Goal of the exercise. Consider the data that follows and state how many lines contain the string "this", using the number alone.

--- begin Dataset records ---

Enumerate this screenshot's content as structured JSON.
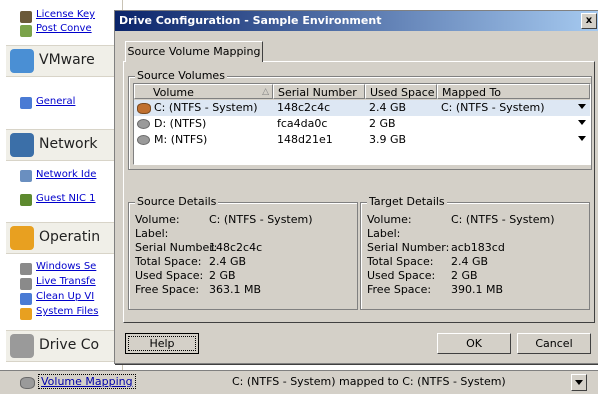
{
  "sidebar": {
    "links_top": [
      "License Key",
      "Post Conve"
    ],
    "vmware_section": "VMware",
    "link_general": "General",
    "network_section": "Network",
    "link_network_id": "Network Ide",
    "link_guest_nic": "Guest NIC 1",
    "operating_section": "Operatin",
    "os_links": [
      "Windows Se",
      "Live Transfe",
      "Clean Up VI",
      "System Files"
    ],
    "drive_section": "Drive Co"
  },
  "dialog": {
    "title": "Drive Configuration - Sample Environment",
    "close_glyph": "x",
    "tab_label": "Source Volume Mapping",
    "source_volumes": {
      "legend": "Source Volumes",
      "columns": [
        "Volume",
        "Serial Number",
        "Used Space",
        "Mapped To"
      ],
      "rows": [
        {
          "volume": "C: (NTFS - System)",
          "serial": "148c2c4c",
          "used": "2.4 GB",
          "mapped": "C: (NTFS - System)"
        },
        {
          "volume": "D: (NTFS)",
          "serial": "fca4da0c",
          "used": "2 GB",
          "mapped": ""
        },
        {
          "volume": "M: (NTFS)",
          "serial": "148d21e1",
          "used": "3.9 GB",
          "mapped": ""
        }
      ]
    },
    "source_details": {
      "legend": "Source Details",
      "labels": [
        "Volume:",
        "Label:",
        "Serial Number:",
        "Total Space:",
        "Used Space:",
        "Free Space:"
      ],
      "values": [
        "C: (NTFS - System)",
        "",
        "148c2c4c",
        "2.4 GB",
        "2 GB",
        "363.1 MB"
      ]
    },
    "target_details": {
      "legend": "Target Details",
      "labels": [
        "Volume:",
        "Label:",
        "Serial Number:",
        "Total Space:",
        "Used Space:",
        "Free Space:"
      ],
      "values": [
        "C: (NTFS - System)",
        "",
        "acb183cd",
        "2.4 GB",
        "2 GB",
        "390.1 MB"
      ]
    },
    "buttons": {
      "help": "Help",
      "ok": "OK",
      "cancel": "Cancel"
    }
  },
  "bottom": {
    "link": "Volume Mapping",
    "text": "C: (NTFS - System) mapped to C: (NTFS - System)"
  },
  "colors": {
    "title_start": "#0a246a",
    "title_end": "#a6caf0",
    "selection": "#dde7f3",
    "face": "#d4d0c8"
  }
}
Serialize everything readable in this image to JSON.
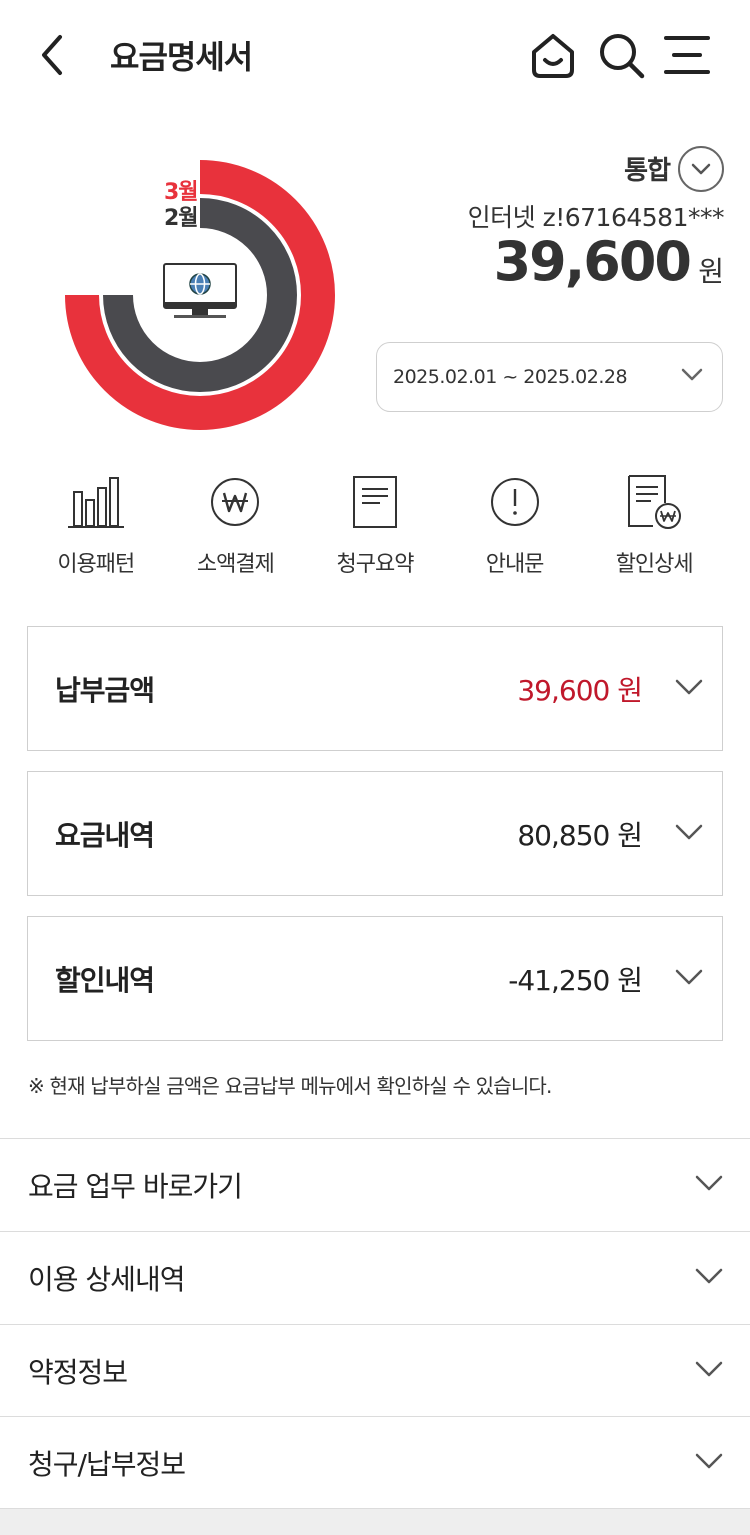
{
  "header": {
    "title": "요금명세서",
    "icons": [
      "back-icon",
      "home-icon",
      "search-icon",
      "menu-icon"
    ]
  },
  "summary": {
    "chart_months": [
      "3월",
      "2월"
    ],
    "service_type": "통합",
    "account": "인터넷 z!67164581***",
    "total_amount": "39,600",
    "unit": "원",
    "period": "2025.02.01 ~ 2025.02.28",
    "colors": {
      "current": "#e8323c",
      "previous": "#4a4a4e"
    }
  },
  "quick_menu": [
    {
      "label": "이용패턴",
      "icon": "bar-chart-icon"
    },
    {
      "label": "소액결제",
      "icon": "won-circle-icon"
    },
    {
      "label": "청구요약",
      "icon": "document-icon"
    },
    {
      "label": "안내문",
      "icon": "info-circle-icon"
    },
    {
      "label": "할인상세",
      "icon": "discount-document-icon"
    }
  ],
  "cards": [
    {
      "title": "납부금액",
      "amount": "39,600 원",
      "accent": "#c0182b"
    },
    {
      "title": "요금내역",
      "amount": "80,850 원"
    },
    {
      "title": "할인내역",
      "amount": "-41,250 원"
    }
  ],
  "notice": "※ 현재 납부하실 금액은 요금납부 메뉴에서 확인하실 수 있습니다.",
  "sections": [
    {
      "label": "요금 업무 바로가기"
    },
    {
      "label": "이용 상세내역"
    },
    {
      "label": "약정정보"
    },
    {
      "label": "청구/납부정보"
    }
  ]
}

--- end Dataset records ---

Exercise output. 2